EXERCISE MATERIALS ->
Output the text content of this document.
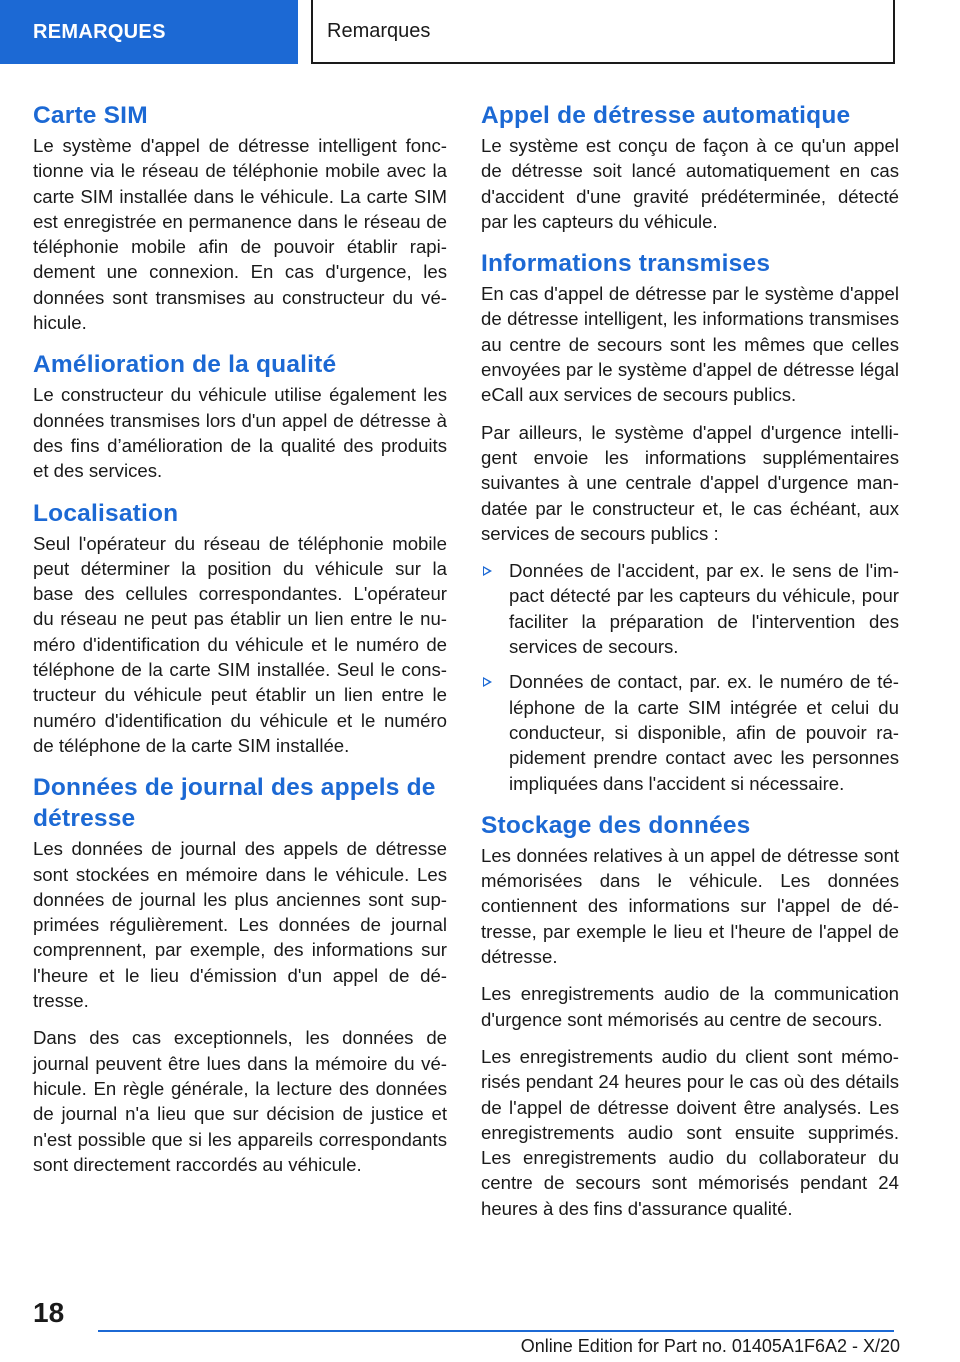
REMARQUES	Remarques
Carte SIM

Le système d'appel de détresse intelligent fonctionne via le réseau de téléphonie mobile avec la carte SIM installée dans le véhicule. La carte SIM est enregistrée en permanence dans le réseau de téléphonie mobile afin de pouvoir établir rapidement une connexion. En cas d'urgence, les données sont transmises au constructeur du véhicule.

Amélioration de la qualité

Le constructeur du véhicule utilise également les données transmises lors d'un appel de détresse à des fins d’amélioration de la qualité des produits et des services.

Localisation

Seul l'opérateur du réseau de téléphonie mobile peut déterminer la position du véhicule sur la base des cellules correspondantes. L'opérateur du réseau ne peut pas établir un lien entre le numéro d'identification du véhicule et le numéro de téléphone de la carte SIM installée. Seul le constructeur du véhicule peut établir un lien entre le numéro d'identification du véhicule et le numéro de téléphone de la carte SIM installée.

Données de journal des appels de détresse

Les données de journal des appels de détresse sont stockées en mémoire dans le véhicule. Les données de journal les plus anciennes sont supprimées régulièrement. Les données de journal comprennent, par exemple, des informations sur l'heure et le lieu d'émission d'un appel de détresse.

Dans des cas exceptionnels, les données de journal peuvent être lues dans la mémoire du véhicule. En règle générale, la lecture des données de journal n'a lieu que sur décision de justice et n'est possible que si les appareils correspondants sont directement raccordés au véhicule.

Appel de détresse automatique

Le système est conçu de façon à ce qu'un appel de détresse soit lancé automatiquement en cas d'accident d'une gravité prédéterminée, détecté par les capteurs du véhicule.

Informations transmises

En cas d'appel de détresse par le système d'appel de détresse intelligent, les informations transmises au centre de secours sont les mêmes que celles envoyées par le système d'appel de détresse légal eCall aux services de secours publics.

Par ailleurs, le système d'appel d'urgence intelligent envoie les informations supplémentaires suivantes à une centrale d'appel d'urgence mandatée par le constructeur et, le cas échéant, aux services de secours publics :

Données de l'accident, par ex. le sens de l'impact détecté par les capteurs du véhicule, pour faciliter la préparation de l'intervention des services de secours.
Données de contact, par. ex. le numéro de téléphone de la carte SIM intégrée et celui du conducteur, si disponible, afin de pouvoir rapidement prendre contact avec les personnes impliquées dans l'accident si nécessaire.
Stockage des données

Les données relatives à un appel de détresse sont mémorisées dans le véhicule. Les données contiennent des informations sur l'appel de détresse, par exemple le lieu et l'heure de l'appel de détresse.

Les enregistrements audio de la communication d'urgence sont mémorisés au centre de secours.

Les enregistrements audio du client sont mémorisés pendant 24 heures pour le cas où des détails de l'appel de détresse doivent être analysés. Les enregistrements audio sont ensuite supprimés. Les enregistrements audio du collaborateur du centre de secours sont mémorisés pendant 24 heures à des fins d'assurance qualité.

18
Online Edition for Part no. 01405A1F6A2 - X/20
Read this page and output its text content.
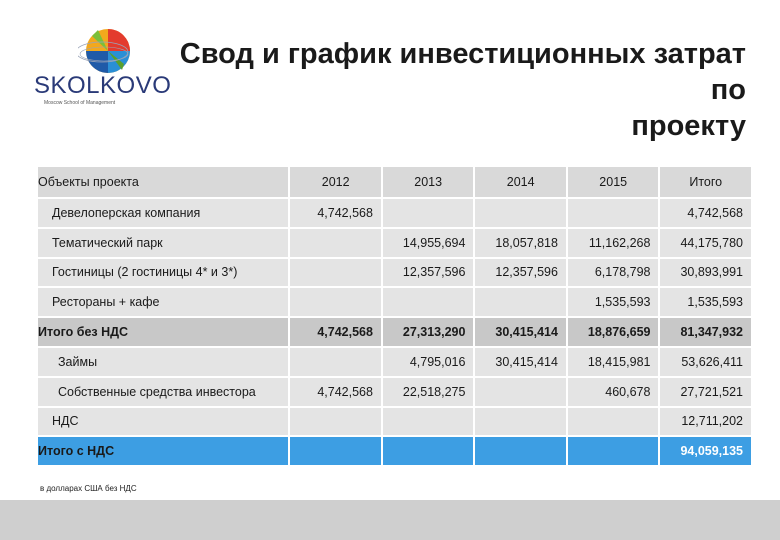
SKOLKOVO
Moscow School of Management
Свод и график инвестиционных затрат по
проекту
Объекты проекта	2012	2013	2014	2015	Итого
Девелоперская компания	4,742,568				4,742,568
Тематический парк		14,955,694	18,057,818	11,162,268	44,175,780
Гостиницы (2 гостиницы 4* и 3*)		12,357,596	12,357,596	6,178,798	30,893,991
Рестораны + кафе				1,535,593	1,535,593
Итого без НДС	4,742,568	27,313,290	30,415,414	18,876,659	81,347,932
Займы		4,795,016	30,415,414	18,415,981	53,626,411
Собственные средства инвестора	4,742,568	22,518,275		460,678	27,721,521
НДС					12,711,202
Итого с НДС					94,059,135
в долларах США без НДС
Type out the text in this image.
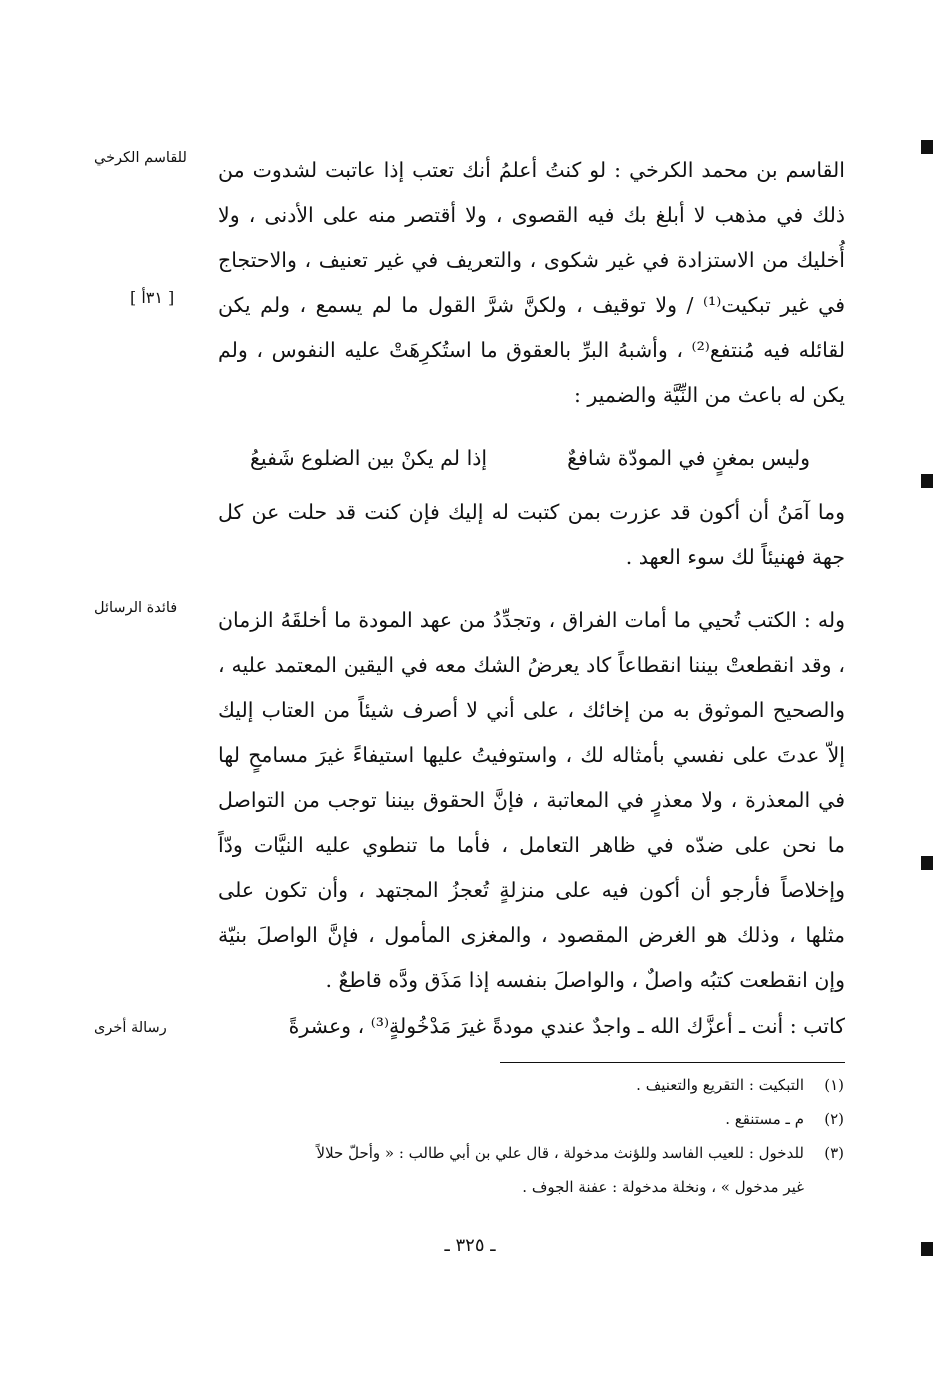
للقاسم الكرخي
[ ٣١أ ]
فائدة الرسائل
رسالة أخرى

القاسم بن محمد الكرخي : لو كنتُ أعلمُ أنك تعتب إذا عاتبت لشدوت من ذلك في مذهب لا أبلغ بك فيه القصوى ، ولا أقتصر منه على الأدنى ، ولا أُخليك من الاستزادة في غير شكوى ، والتعريف في غير تعنيف ، والاحتجاج في غير تبكيت⁽¹⁾ / ولا توقيف ، ولكنَّ شرَّ القول ما لم يسمع ، ولم يكن لقائله فيه مُنتفع⁽²⁾ ، وأشبهُ البرِّ بالعقوق ما استُكرِهَتْ عليه النفوس ، ولم يكن له باعث من النِّيَّة والضمير :

وليس بمغنٍ في المودّة شافعٌ
إذا لم يكنْ بين الضلوع شَفيعُ

وما آمَنُ أن أكون قد عزرت بمن كتبت له إليك فإن كنت قد حلت عن كل جهة فهنيئاً لك سوء العهد .

وله : الكتب تُحيي ما أمات الفراق ، وتجدِّدُ من عهد المودة ما أخلقَهُ الزمان ، وقد انقطعتْ بيننا انقطاعاً كاد يعرضُ الشك معه في اليقين المعتمد عليه ، والصحيح الموثوق به من إخائك ، على أني لا أصرف شيئاً من العتاب إليك إلاّ عدتَ على نفسي بأمثاله لك ، واستوفيتُ عليها استيفاءً غيرَ مسامحٍ لها في المعذرة ، ولا معذرٍ في المعاتبة ، فإنَّ الحقوق بيننا توجب من التواصل ما نحن على ضدّه في ظاهر التعامل ، فأما ما تنطوي عليه النيَّات ودّاً وإخلاصاً فأرجو أن أكون فيه على منزلةٍ تُعجزُ المجتهد ، وأن تكون على مثلها ، وذلك هو الغرض المقصود ، والمغزى المأمول ، فإنَّ الواصلَ بنيّة وإن انقطعت كتبُه واصلٌ ، والواصلَ بنفسه إذا مَذَق ودَّه قاطعٌ .

كاتب : أنت ـ أعزَّك الله ـ واجدٌ عندي مودةً غيرَ مَدْخُولةٍ⁽³⁾ ، وعشرةً

(١)
التبكيت : التقريع والتعنيف .
(٢)
م ـ مستنقع .
(٣)
للدخول : للعيب الفاسد وللؤنث مدخولة ، قال علي بن أبي طالب : « وأحلّ حلالاً
غير مدخول » ، ونخلة مدخولة : عفنة الجوف .
ـ ٣٢٥ ـ
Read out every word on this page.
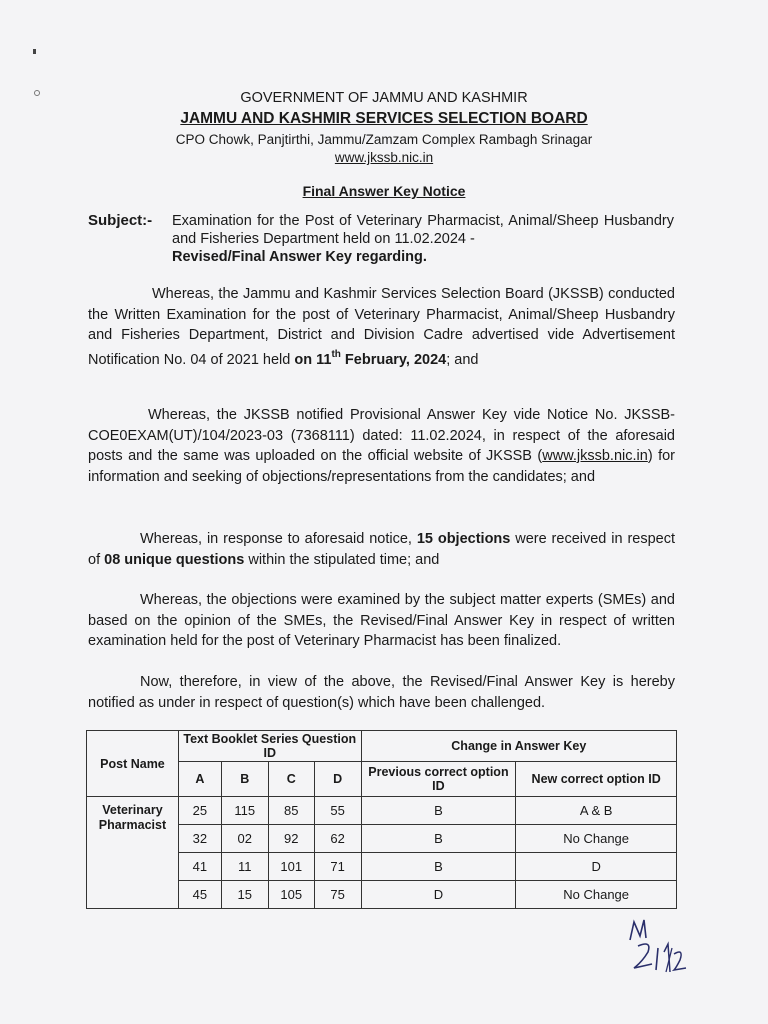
GOVERNMENT OF JAMMU AND KASHMIR
JAMMU AND KASHMIR SERVICES SELECTION BOARD
CPO Chowk, Panjtirthi, Jammu/Zamzam Complex Rambagh Srinagar
www.jkssb.nic.in
Final Answer Key Notice
Subject:- Examination for the Post of Veterinary Pharmacist, Animal/Sheep Husbandry and Fisheries Department held on 11.02.2024 -
Revised/Final Answer Key regarding.
Whereas, the Jammu and Kashmir Services Selection Board (JKSSB) conducted the Written Examination for the post of Veterinary Pharmacist, Animal/Sheep Husbandry and Fisheries Department, District and Division Cadre advertised vide Advertisement Notification No. 04 of 2021 held on 11th February, 2024; and
Whereas, the JKSSB notified Provisional Answer Key vide Notice No. JKSSB-COE0EXAM(UT)/104/2023-03 (7368111) dated: 11.02.2024, in respect of the aforesaid posts and the same was uploaded on the official website of JKSSB (www.jkssb.nic.in) for information and seeking of objections/representations from the candidates; and
Whereas, in response to aforesaid notice, 15 objections were received in respect of 08 unique questions within the stipulated time; and
Whereas, the objections were examined by the subject matter experts (SMEs) and based on the opinion of the SMEs, the Revised/Final Answer Key in respect of written examination held for the post of Veterinary Pharmacist has been finalized.
Now, therefore, in view of the above, the Revised/Final Answer Key is hereby notified as under in respect of question(s) which have been challenged.
Post Name	Text Booklet Series Question ID				Change in Answer Key	
	A	B	C	D	Previous correct option ID	New correct option ID
Veterinary Pharmacist	25	115	85	55	B	A & B
	32	02	92	62	B	No Change
	41	11	101	71	B	D
	45	15	105	75	D	No Change
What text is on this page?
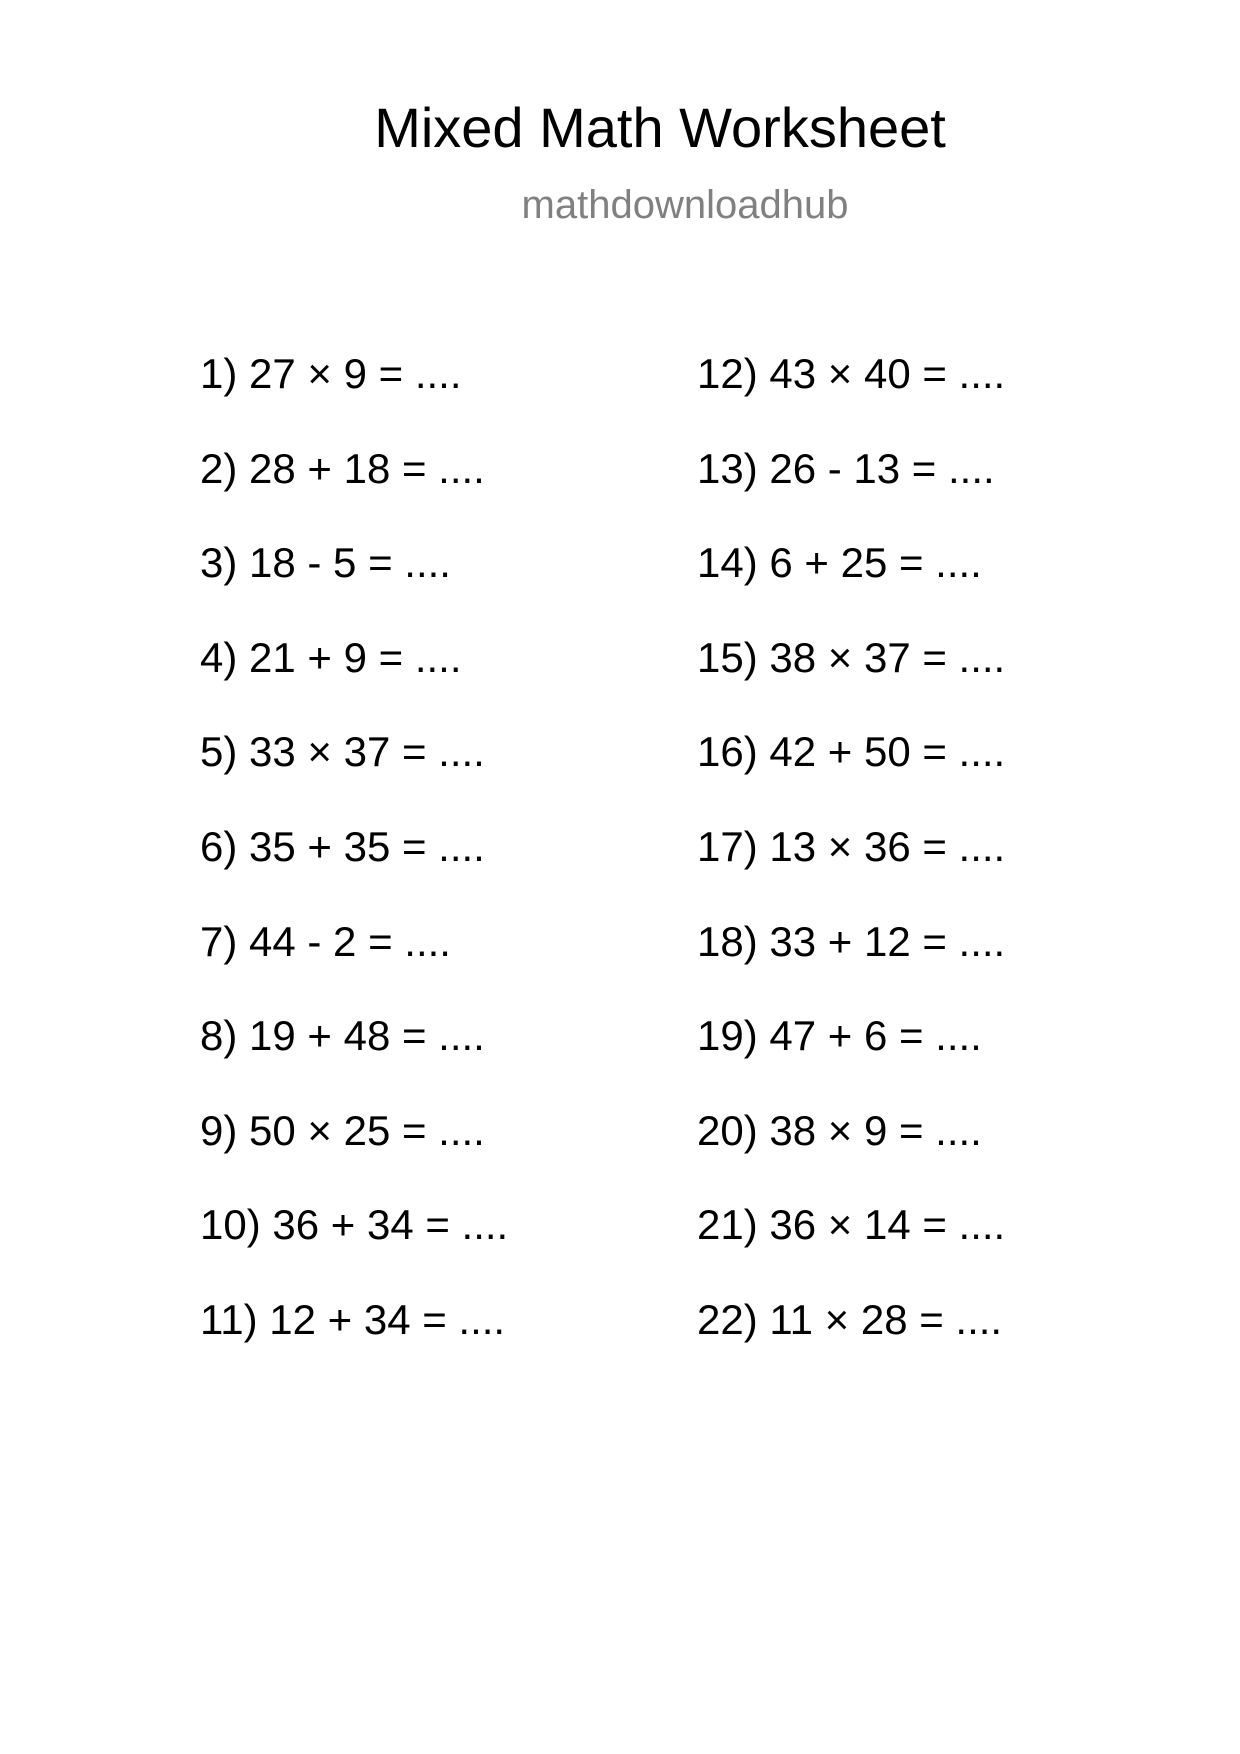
Mixed Math Worksheet
mathdownloadhub
1) 27 × 9 = ....
2) 28 + 18 = ....
3) 18 - 5 = ....
4) 21 + 9 = ....
5) 33 × 37 = ....
6) 35 + 35 = ....
7) 44 - 2 = ....
8) 19 + 48 = ....
9) 50 × 25 = ....
10) 36 + 34 = ....
11) 12 + 34 = ....
12) 43 × 40 = ....
13) 26 - 13 = ....
14) 6 + 25 = ....
15) 38 × 37 = ....
16) 42 + 50 = ....
17) 13 × 36 = ....
18) 33 + 12 = ....
19) 47 + 6 = ....
20) 38 × 9 = ....
21) 36 × 14 = ....
22) 11 × 28 = ....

WHAT IS EXPECTED -> Which lines above contain the word "مدخولة"? Copy each of them.

RESPONSE FOR THIS EXERCISE ->
للدخول : للعيب الفاسد وللؤنث مدخولة ، قال علي بن أبي طالب : « وأحلّ حلالاً
غير مدخول » ، ونخلة مدخولة : عفنة الجوف .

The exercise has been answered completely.